Figure collection entries:
+++

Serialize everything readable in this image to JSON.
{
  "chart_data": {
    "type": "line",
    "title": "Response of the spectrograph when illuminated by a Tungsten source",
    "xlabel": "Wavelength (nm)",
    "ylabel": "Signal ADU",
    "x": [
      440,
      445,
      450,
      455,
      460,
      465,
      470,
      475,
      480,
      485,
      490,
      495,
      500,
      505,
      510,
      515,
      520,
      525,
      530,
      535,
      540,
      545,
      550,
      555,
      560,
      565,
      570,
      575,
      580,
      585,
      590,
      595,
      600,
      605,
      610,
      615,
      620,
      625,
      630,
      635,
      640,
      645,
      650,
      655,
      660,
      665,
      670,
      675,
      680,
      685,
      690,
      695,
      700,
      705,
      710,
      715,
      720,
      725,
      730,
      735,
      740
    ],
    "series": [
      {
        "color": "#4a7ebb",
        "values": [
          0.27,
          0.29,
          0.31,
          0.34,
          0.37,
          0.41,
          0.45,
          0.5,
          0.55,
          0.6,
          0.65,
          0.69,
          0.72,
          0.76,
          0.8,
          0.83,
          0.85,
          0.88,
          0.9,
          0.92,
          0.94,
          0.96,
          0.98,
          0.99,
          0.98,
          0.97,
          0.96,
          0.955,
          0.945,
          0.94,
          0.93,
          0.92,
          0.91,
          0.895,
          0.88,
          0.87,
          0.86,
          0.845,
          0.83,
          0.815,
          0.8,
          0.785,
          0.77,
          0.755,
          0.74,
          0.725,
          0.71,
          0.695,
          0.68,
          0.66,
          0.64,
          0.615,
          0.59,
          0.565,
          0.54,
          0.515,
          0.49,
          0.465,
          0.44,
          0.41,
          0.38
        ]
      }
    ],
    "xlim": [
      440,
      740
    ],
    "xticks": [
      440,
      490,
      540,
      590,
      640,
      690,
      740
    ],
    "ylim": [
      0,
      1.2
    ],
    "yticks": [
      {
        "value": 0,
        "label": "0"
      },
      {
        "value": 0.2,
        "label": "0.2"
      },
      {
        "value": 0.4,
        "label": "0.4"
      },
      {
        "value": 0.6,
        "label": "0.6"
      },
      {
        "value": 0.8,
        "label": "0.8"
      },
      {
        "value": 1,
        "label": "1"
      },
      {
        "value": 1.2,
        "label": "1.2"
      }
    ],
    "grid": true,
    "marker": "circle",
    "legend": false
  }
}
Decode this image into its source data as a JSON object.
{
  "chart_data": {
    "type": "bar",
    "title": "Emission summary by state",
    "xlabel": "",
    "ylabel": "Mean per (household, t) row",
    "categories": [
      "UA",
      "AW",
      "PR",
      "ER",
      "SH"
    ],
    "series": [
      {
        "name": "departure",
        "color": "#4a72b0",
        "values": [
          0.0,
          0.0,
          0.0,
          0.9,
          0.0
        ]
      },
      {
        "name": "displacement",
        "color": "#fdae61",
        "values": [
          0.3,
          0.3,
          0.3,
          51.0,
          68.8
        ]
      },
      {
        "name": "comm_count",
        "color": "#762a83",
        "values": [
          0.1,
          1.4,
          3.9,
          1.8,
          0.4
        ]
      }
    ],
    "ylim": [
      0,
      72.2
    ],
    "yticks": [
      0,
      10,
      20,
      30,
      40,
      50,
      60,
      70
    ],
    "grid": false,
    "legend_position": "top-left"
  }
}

+++

◆ Set problem:
Word for word, extract all the records.

◆ The result:
Serialize everything readable in this image to JSON.
{
  "chart_data": {
    "type": "line",
    "title": "Response of the spectrograph when illuminated by a Tungsten source",
    "xlabel": "Wavelength (nm)",
    "ylabel": "Signal ADU",
    "x": [
      440,
      445,
      450,
      455,
      460,
      465,
      470,
      475,
      480,
      485,
      490,
      495,
      500,
      505,
      510,
      515,
      520,
      525,
      530,
      535,
      540,
      545,
      550,
      555,
      560,
      565,
      570,
      575,
      580,
      585,
      590,
      595,
      600,
      605,
      610,
      615,
      620,
      625,
      630,
      635,
      640,
      645,
      650,
      655,
      660,
      665,
      670,
      675,
      680,
      685,
      690,
      695,
      700,
      705,
      710,
      715,
      720,
      725,
      730,
      735,
      740
    ],
    "series": [
      {
        "color": "#4a7ebb",
        "values": [
          0.27,
          0.29,
          0.31,
          0.34,
          0.37,
          0.41,
          0.45,
          0.5,
          0.55,
          0.6,
          0.65,
          0.69,
          0.72,
          0.76,
          0.8,
          0.83,
          0.85,
          0.88,
          0.9,
          0.92,
          0.94,
          0.96,
          0.98,
          0.99,
          0.98,
          0.97,
          0.96,
          0.955,
          0.945,
          0.94,
          0.93,
          0.92,
          0.91,
          0.895,
          0.88,
          0.87,
          0.86,
          0.845,
          0.83,
          0.815,
          0.8,
          0.785,
          0.77,
          0.755,
          0.74,
          0.725,
          0.71,
          0.695,
          0.68,
          0.66,
          0.64,
          0.615,
          0.59,
          0.565,
          0.54,
          0.515,
          0.49,
          0.465,
          0.44,
          0.41,
          0.38
        ]
      }
    ],
    "xlim": [
      440,
      740
    ],
    "xticks": [
      440,
      490,
      540,
      590,
      640,
      690,
      740
    ],
    "ylim": [
      0,
      1.2
    ],
    "yticks": [
      {
        "value": 0,
        "label": "0"
      },
      {
        "value": 0.2,
        "label": "0.2"
      },
      {
        "value": 0.4,
        "label": "0.4"
      },
      {
        "value": 0.6,
        "label": "0.6"
      },
      {
        "value": 0.8,
        "label": "0.8"
      },
      {
        "value": 1,
        "label": "1"
      },
      {
        "value": 1.2,
        "label": "1.2"
      }
    ],
    "grid": true,
    "marker": "circle",
    "legend": false
  }
}
Decode this image into its source data as a JSON object.
{
  "chart_data": {
    "type": "bar",
    "title": "Emission summary by state",
    "xlabel": "",
    "ylabel": "Mean per (household, t) row",
    "categories": [
      "UA",
      "AW",
      "PR",
      "ER",
      "SH"
    ],
    "series": [
      {
        "name": "departure",
        "color": "#4a72b0",
        "values": [
          0.0,
          0.0,
          0.0,
          0.9,
          0.0
        ]
      },
      {
        "name": "displacement",
        "color": "#fdae61",
        "values": [
          0.3,
          0.3,
          0.3,
          51.0,
          68.8
        ]
      },
      {
        "name": "comm_count",
        "color": "#762a83",
        "values": [
          0.1,
          1.4,
          3.9,
          1.8,
          0.4
        ]
      }
    ],
    "ylim": [
      0,
      72.2
    ],
    "yticks": [
      0,
      10,
      20,
      30,
      40,
      50,
      60,
      70
    ],
    "grid": false,
    "legend_position": "top-left"
  }
}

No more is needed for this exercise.